Written task »
Report every line from the material that contains the word "Utilization".

<<<<

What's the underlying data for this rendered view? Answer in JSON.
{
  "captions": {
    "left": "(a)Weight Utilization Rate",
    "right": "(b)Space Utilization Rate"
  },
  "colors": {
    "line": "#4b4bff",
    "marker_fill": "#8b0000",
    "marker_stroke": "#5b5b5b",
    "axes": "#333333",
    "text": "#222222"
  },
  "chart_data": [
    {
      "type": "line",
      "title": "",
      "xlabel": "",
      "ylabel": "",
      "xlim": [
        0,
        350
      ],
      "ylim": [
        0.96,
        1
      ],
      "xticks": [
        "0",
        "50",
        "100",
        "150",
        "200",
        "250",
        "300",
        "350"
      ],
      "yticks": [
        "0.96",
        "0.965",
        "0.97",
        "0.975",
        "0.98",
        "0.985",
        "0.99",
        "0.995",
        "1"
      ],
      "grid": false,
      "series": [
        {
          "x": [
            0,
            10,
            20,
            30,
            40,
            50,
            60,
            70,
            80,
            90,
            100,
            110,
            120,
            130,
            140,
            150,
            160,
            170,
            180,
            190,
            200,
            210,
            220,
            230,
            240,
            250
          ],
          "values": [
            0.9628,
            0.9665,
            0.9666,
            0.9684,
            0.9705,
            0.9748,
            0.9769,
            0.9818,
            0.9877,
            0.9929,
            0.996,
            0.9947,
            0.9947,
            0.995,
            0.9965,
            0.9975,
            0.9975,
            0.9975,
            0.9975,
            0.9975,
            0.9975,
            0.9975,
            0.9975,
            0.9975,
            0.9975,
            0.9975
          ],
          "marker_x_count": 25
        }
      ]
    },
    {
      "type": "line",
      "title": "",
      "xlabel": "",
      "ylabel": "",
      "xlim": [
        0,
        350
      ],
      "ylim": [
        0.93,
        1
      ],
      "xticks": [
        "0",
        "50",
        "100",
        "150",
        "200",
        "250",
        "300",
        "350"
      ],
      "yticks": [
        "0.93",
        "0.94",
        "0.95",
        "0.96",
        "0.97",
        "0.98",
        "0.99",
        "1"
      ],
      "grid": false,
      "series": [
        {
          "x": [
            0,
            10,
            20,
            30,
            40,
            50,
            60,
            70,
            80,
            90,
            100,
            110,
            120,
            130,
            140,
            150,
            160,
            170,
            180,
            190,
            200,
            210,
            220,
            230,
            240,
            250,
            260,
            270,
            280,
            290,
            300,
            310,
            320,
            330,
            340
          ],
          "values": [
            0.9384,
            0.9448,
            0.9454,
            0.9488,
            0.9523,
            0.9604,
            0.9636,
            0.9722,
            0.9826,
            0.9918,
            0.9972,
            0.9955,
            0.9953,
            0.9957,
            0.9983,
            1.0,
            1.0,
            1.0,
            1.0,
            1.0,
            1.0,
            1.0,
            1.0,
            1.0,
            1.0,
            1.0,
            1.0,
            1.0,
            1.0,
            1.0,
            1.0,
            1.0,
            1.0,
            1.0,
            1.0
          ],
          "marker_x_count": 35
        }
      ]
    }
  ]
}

>>>>

Full response »
    "left": "(a)Weight Utilization Rate",
    "right": "(b)Space Utilization Rate"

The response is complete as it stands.